(A run of records)

»»

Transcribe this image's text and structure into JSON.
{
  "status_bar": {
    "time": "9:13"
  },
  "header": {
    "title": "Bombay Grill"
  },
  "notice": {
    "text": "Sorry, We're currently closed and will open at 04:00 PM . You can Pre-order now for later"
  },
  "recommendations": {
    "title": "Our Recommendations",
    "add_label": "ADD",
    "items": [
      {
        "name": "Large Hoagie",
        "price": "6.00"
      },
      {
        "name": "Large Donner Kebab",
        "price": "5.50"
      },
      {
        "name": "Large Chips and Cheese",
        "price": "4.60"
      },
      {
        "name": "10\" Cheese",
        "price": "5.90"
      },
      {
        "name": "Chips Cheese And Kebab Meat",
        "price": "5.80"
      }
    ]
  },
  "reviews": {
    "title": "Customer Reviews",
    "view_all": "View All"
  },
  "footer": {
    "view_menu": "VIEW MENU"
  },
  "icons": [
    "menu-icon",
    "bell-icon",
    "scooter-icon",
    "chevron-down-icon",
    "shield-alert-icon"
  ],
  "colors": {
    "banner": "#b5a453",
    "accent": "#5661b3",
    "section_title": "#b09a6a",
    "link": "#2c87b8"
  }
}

««

§ **Instructions to follow**: Select every line in the material above where the string "text" occurs, and copy it.

§ **Exercise output**:
Transcribe this image's text and structure into JSON.
    "text": "Sorry, We're currently closed and will open at 04:00 PM . You can Pre-order now for later"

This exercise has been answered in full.